- **Directive**: Please print every row below word for word, leaving out the pictures.

- **Source material**:
━━━━━━━━━━

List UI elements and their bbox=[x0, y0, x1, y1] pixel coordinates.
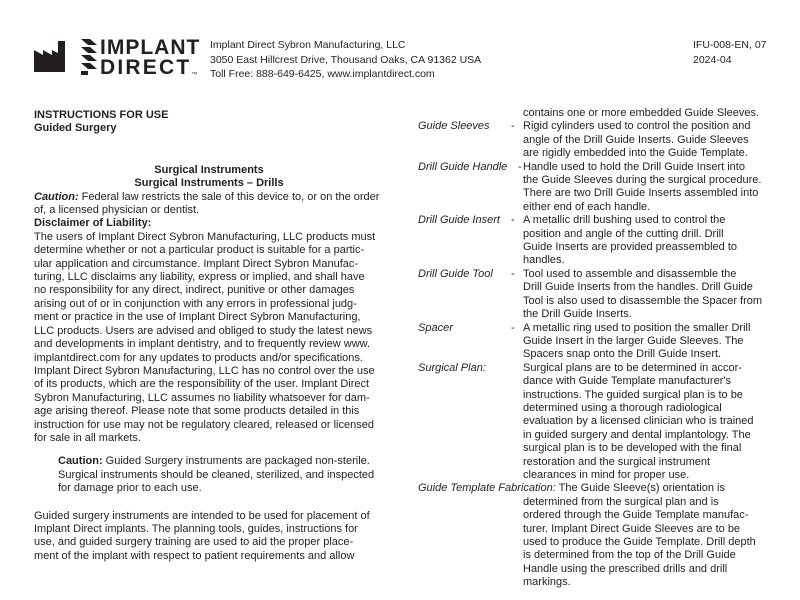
trademark-symbol: ™ bbox=[191, 72, 198, 78]
text-line: arising out of or in conjunction with any errors in professional judg- bbox=[34, 297, 357, 310]
text-line: no responsibility for any direct, indirect, punitive or other damages bbox=[34, 284, 355, 297]
definition-dash: - bbox=[511, 214, 515, 227]
company-contact: Toll Free: 888-649-6425, www.implantdirect.com bbox=[210, 68, 435, 80]
definition-term: Spacer bbox=[418, 321, 453, 334]
text-line: LLC products. Users are advised and obliged to study the latest news bbox=[34, 324, 373, 337]
text-line: age arising thereof. Please note that some products detailed in this bbox=[34, 405, 360, 418]
company-name: Implant Direct Sybron Manufacturing, LLC bbox=[210, 39, 406, 51]
definition-dash: - bbox=[511, 120, 515, 133]
definition-guide-sleeves bbox=[418, 120, 778, 160]
caution-text: Federal law restricts the sale of this device to, or on the order of, a licensed physician or dentist. bbox=[34, 190, 380, 217]
text-line: for sale in all markets. bbox=[34, 431, 141, 444]
definition-term: Drill Guide Tool bbox=[418, 267, 493, 280]
document-header bbox=[0, 0, 800, 90]
document-id bbox=[693, 38, 767, 67]
sterility-caution bbox=[34, 455, 384, 495]
definition-text: Rigid cylinders used to control the position and angle of the Drill Guide Inserts. Guide Sleeves are rigidly embedded into the Guide Template. bbox=[523, 120, 751, 160]
text-line: turing, LLC disclaims any liability, express or implied, and shall have bbox=[34, 271, 365, 284]
caution-label: Caution: bbox=[58, 455, 103, 468]
definition-text: Surgical plans are to be determined in accor- dance with Guide Template manufacturer's instructions. The guided surgical plan is to be determined using a thorough radiological evaluation by a licensed clinician who is trained in guided surgery and dental implantology. The surgical plan is to be developed with the final restoration and the surgical instrument clearances in mind for proper use. bbox=[523, 361, 754, 481]
left-column bbox=[34, 109, 384, 563]
definition-term: Drill Guide Insert bbox=[418, 214, 500, 227]
document-subtitle: Guided Surgery bbox=[34, 122, 117, 135]
company-info bbox=[210, 38, 481, 82]
document-date: 2024-04 bbox=[693, 53, 732, 66]
logo-mark bbox=[81, 39, 97, 75]
definition-drill-guide-tool bbox=[418, 268, 778, 322]
section-heading-surgical-instruments: Surgical Instruments bbox=[154, 163, 264, 176]
text-line: Caution: Guided Surgery instruments are packaged non-sterile. bbox=[58, 455, 370, 468]
definition-term: Guide Template Fabrication: bbox=[418, 482, 556, 495]
definition-drill-guide-insert bbox=[418, 214, 778, 268]
title-block bbox=[34, 109, 384, 136]
disclaimer-heading: Disclaimer of Liability: bbox=[34, 217, 152, 230]
caution-paragraph bbox=[34, 191, 384, 218]
definition-guide-template-fabrication bbox=[418, 482, 778, 589]
definition-spacer bbox=[418, 322, 778, 362]
text-line: Implant Direct implants. The planning tools, guides, instructions for bbox=[34, 522, 358, 535]
definition-term: Drill Guide Handle bbox=[418, 160, 508, 173]
text-line: implantdirect.com for any updates to products and/or specifications. bbox=[34, 351, 363, 364]
text-line: and developments in implant dentistry, and to frequently review www. bbox=[34, 338, 371, 351]
company-address: 3050 East Hillcrest Drive, Thousand Oaks, CA 91362 USA bbox=[210, 53, 482, 66]
definition-dash: - bbox=[518, 160, 522, 173]
definition-dash: - bbox=[511, 267, 515, 280]
definition-term: Guide Sleeves bbox=[418, 120, 490, 133]
definition-text: A metallic ring used to position the smaller Drill Guide Insert in the larger Guide Sleeves. The Spacers snap onto the Drill Guide Insert. bbox=[523, 321, 751, 361]
definition-surgical-plan bbox=[418, 362, 778, 483]
text-line: for damage prior to each use. bbox=[58, 482, 202, 495]
text-line: determine whether or not a particular product is suitable for a partic- bbox=[34, 244, 365, 257]
text-line: instruction for use may not be regulatory cleared, released or licensed bbox=[34, 418, 374, 431]
text-line: use, and guided surgery training are used to aid the proper place- bbox=[34, 536, 354, 549]
text-line: contains one or more embedded Guide Sleeves. bbox=[523, 107, 760, 119]
text-line: Guided surgery instruments are intended to be used for placement of bbox=[34, 509, 370, 522]
intended-use-paragraph bbox=[34, 510, 384, 564]
definition-text: A metallic drill bushing used to control the position and angle of the cutting drill. Drill Guide Inserts are provided preassembled to handles. bbox=[523, 214, 738, 267]
logo-text-line1: IMPLANT bbox=[100, 36, 201, 59]
text-line: Sybron Manufacturing, LLC assumes no liability whatsoever for dam- bbox=[34, 391, 370, 404]
document-number: IFU-008-EN, 07 bbox=[693, 39, 767, 51]
text-line: ular application and circumstance. Implant Direct Sybron Manufac- bbox=[34, 257, 359, 270]
manufacturer-factory-icon bbox=[34, 41, 70, 72]
definition-text: determined from the surgical plan and is ordered through the Guide Template manufac- turer. Implant Direct Guide Sleeves are to be used to produce the Guide Template. Drill depth is determined from the top of the Drill Guide Handle using the prescribed drills and drill markings. bbox=[523, 495, 756, 589]
text-line: The users of Implant Direct Sybron Manufacturing, LLC products must bbox=[34, 230, 376, 243]
document-title: INSTRUCTIONS FOR USE bbox=[34, 109, 169, 121]
caution-label: Caution: bbox=[34, 190, 79, 203]
right-column bbox=[418, 107, 778, 590]
text-line: ment of the implant with respect to patient requirements and allow bbox=[34, 549, 355, 562]
definition-dash: - bbox=[511, 321, 515, 334]
text-line: Implant Direct Sybron Manufacturing, LLC has no control over the use bbox=[34, 364, 375, 377]
definition-term: Surgical Plan: bbox=[418, 361, 486, 374]
text-line: Surgical instruments should be cleaned, sterilized, and inspected bbox=[58, 468, 375, 481]
text-line: of its products, which are the responsibility of the user. Implant Direct bbox=[34, 378, 370, 391]
logo-text-line2: DIRECT™ bbox=[100, 56, 198, 79]
section-heading-drills: Surgical Instruments – Drills bbox=[134, 177, 284, 190]
definition-text: Handle used to hold the Drill Guide Insert into the Guide Sleeves during the surgical procedure. There are two Drill Guide Inserts assembled into either end of each handle. bbox=[523, 160, 762, 213]
disclaimer-body bbox=[34, 231, 384, 446]
text-line: ment or practice in the use of Implant Direct Sybron Manufacturing, bbox=[34, 311, 361, 324]
text-line: Guide Template Fabrication: The Guide Sleeve(s) orientation is bbox=[418, 482, 725, 495]
definition-drill-guide-handle bbox=[418, 161, 778, 215]
definition-text: Tool used to assemble and disassemble the Drill Guide Inserts from the handles. Drill Guide Tool is also used to disassemble the Spacer from the Drill Guide Inserts. bbox=[523, 267, 763, 321]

━━━━━━━━━━

- **Answer**:
List UI elements and their bbox=[x0, y0, x1, y1] pixel coordinates.
trademark-symbol: ™ bbox=[191, 72, 198, 78]
text-line: arising out of or in conjunction with any errors in professional judg- bbox=[34, 297, 357, 310]
text-line: no responsibility for any direct, indirect, punitive or other damages bbox=[34, 284, 355, 297]
definition-dash: - bbox=[511, 214, 515, 227]
company-contact: Toll Free: 888-649-6425, www.implantdirect.com bbox=[210, 68, 435, 80]
definition-term: Spacer bbox=[418, 321, 453, 334]
text-line: LLC products. Users are advised and obliged to study the latest news bbox=[34, 324, 373, 337]
text-line: age arising thereof. Please note that some products detailed in this bbox=[34, 405, 360, 418]
company-name: Implant Direct Sybron Manufacturing, LLC bbox=[210, 39, 406, 51]
definition-dash: - bbox=[511, 120, 515, 133]
definition-guide-sleeves bbox=[418, 120, 778, 160]
caution-text: Federal law restricts the sale of this device to, or on the order of, a licensed physician or dentist. bbox=[34, 190, 380, 217]
text-line: for sale in all markets. bbox=[34, 431, 141, 444]
definition-term: Drill Guide Tool bbox=[418, 267, 493, 280]
document-header bbox=[0, 0, 800, 90]
document-id bbox=[693, 38, 767, 67]
sterility-caution bbox=[34, 455, 384, 495]
definition-text: Rigid cylinders used to control the position and angle of the Drill Guide Inserts. Guide Sleeves are rigidly embedded into the Guide Template. bbox=[523, 120, 751, 160]
text-line: turing, LLC disclaims any liability, express or implied, and shall have bbox=[34, 271, 365, 284]
caution-label: Caution: bbox=[58, 455, 103, 468]
definition-text: Surgical plans are to be determined in accor- dance with Guide Template manufacturer's instructions. The guided surgical plan is to be determined using a thorough radiological evaluation by a licensed clinician who is trained in guided surgery and dental implantology. The surgical plan is to be developed with the final restoration and the surgical instrument clearances in mind for proper use. bbox=[523, 361, 754, 481]
left-column bbox=[34, 109, 384, 563]
definition-term: Drill Guide Insert bbox=[418, 214, 500, 227]
document-subtitle: Guided Surgery bbox=[34, 122, 117, 135]
company-info bbox=[210, 38, 481, 82]
document-date: 2024-04 bbox=[693, 53, 732, 66]
logo-mark bbox=[81, 39, 97, 75]
definition-drill-guide-tool bbox=[418, 268, 778, 322]
section-heading-surgical-instruments: Surgical Instruments bbox=[154, 163, 264, 176]
text-line: Caution: Guided Surgery instruments are packaged non-sterile. bbox=[58, 455, 370, 468]
definition-term: Guide Template Fabrication: bbox=[418, 482, 556, 495]
definition-drill-guide-insert bbox=[418, 214, 778, 268]
title-block bbox=[34, 109, 384, 136]
disclaimer-heading: Disclaimer of Liability: bbox=[34, 217, 152, 230]
caution-paragraph bbox=[34, 191, 384, 218]
definition-guide-template-fabrication bbox=[418, 482, 778, 589]
definition-spacer bbox=[418, 322, 778, 362]
text-line: Implant Direct implants. The planning tools, guides, instructions for bbox=[34, 522, 358, 535]
definition-term: Drill Guide Handle bbox=[418, 160, 508, 173]
text-line: implantdirect.com for any updates to products and/or specifications. bbox=[34, 351, 363, 364]
text-line: and developments in implant dentistry, and to frequently review www. bbox=[34, 338, 371, 351]
company-address: 3050 East Hillcrest Drive, Thousand Oaks, CA 91362 USA bbox=[210, 53, 482, 66]
definition-dash: - bbox=[518, 160, 522, 173]
definition-dash: - bbox=[511, 267, 515, 280]
definition-term: Guide Sleeves bbox=[418, 120, 490, 133]
definition-text: A metallic ring used to position the smaller Drill Guide Insert in the larger Guide Sleeves. The Spacers snap onto the Drill Guide Insert. bbox=[523, 321, 751, 361]
definition-surgical-plan bbox=[418, 362, 778, 483]
text-line: for damage prior to each use. bbox=[58, 482, 202, 495]
text-line: determine whether or not a particular product is suitable for a partic- bbox=[34, 244, 365, 257]
text-line: instruction for use may not be regulatory cleared, released or licensed bbox=[34, 418, 374, 431]
text-line: use, and guided surgery training are used to aid the proper place- bbox=[34, 536, 354, 549]
text-line: contains one or more embedded Guide Sleeves. bbox=[523, 107, 760, 119]
text-line: Guided surgery instruments are intended to be used for placement of bbox=[34, 509, 370, 522]
intended-use-paragraph bbox=[34, 510, 384, 564]
definition-text: A metallic drill bushing used to control the position and angle of the cutting drill. Drill Guide Inserts are provided preassembled to handles. bbox=[523, 214, 738, 267]
logo-text-line1: IMPLANT bbox=[100, 36, 201, 59]
text-line: Sybron Manufacturing, LLC assumes no liability whatsoever for dam- bbox=[34, 391, 370, 404]
document-number: IFU-008-EN, 07 bbox=[693, 39, 767, 51]
text-line: ular application and circumstance. Implant Direct Sybron Manufac- bbox=[34, 257, 359, 270]
manufacturer-factory-icon bbox=[34, 41, 70, 72]
definition-text: determined from the surgical plan and is ordered through the Guide Template manufac- turer. Implant Direct Guide Sleeves are to be used to produce the Guide Template. Drill depth is determined from the top of the Drill Guide Handle using the prescribed drills and drill markings. bbox=[523, 495, 756, 589]
text-line: The users of Implant Direct Sybron Manufacturing, LLC products must bbox=[34, 230, 376, 243]
document-title: INSTRUCTIONS FOR USE bbox=[34, 109, 169, 121]
caution-label: Caution: bbox=[34, 190, 79, 203]
right-column bbox=[418, 107, 778, 590]
text-line: ment of the implant with respect to patient requirements and allow bbox=[34, 549, 355, 562]
definition-dash: - bbox=[511, 321, 515, 334]
text-line: Implant Direct Sybron Manufacturing, LLC has no control over the use bbox=[34, 364, 375, 377]
definition-term: Surgical Plan: bbox=[418, 361, 486, 374]
text-line: Surgical instruments should be cleaned, sterilized, and inspected bbox=[58, 468, 375, 481]
text-line: of its products, which are the responsibility of the user. Implant Direct bbox=[34, 378, 370, 391]
logo-text-line2: DIRECT™ bbox=[100, 56, 198, 79]
section-heading-drills: Surgical Instruments – Drills bbox=[134, 177, 284, 190]
definition-text: Handle used to hold the Drill Guide Insert into the Guide Sleeves during the surgical procedure. There are two Drill Guide Inserts assembled into either end of each handle. bbox=[523, 160, 762, 213]
disclaimer-body bbox=[34, 231, 384, 446]
text-line: ment or practice in the use of Implant Direct Sybron Manufacturing, bbox=[34, 311, 361, 324]
text-line: Guide Template Fabrication: The Guide Sleeve(s) orientation is bbox=[418, 482, 725, 495]
definition-drill-guide-handle bbox=[418, 161, 778, 215]
definition-text: Tool used to assemble and disassemble the Drill Guide Inserts from the handles. Drill Guide Tool is also used to disassemble the Spacer from the Drill Guide Inserts. bbox=[523, 267, 763, 321]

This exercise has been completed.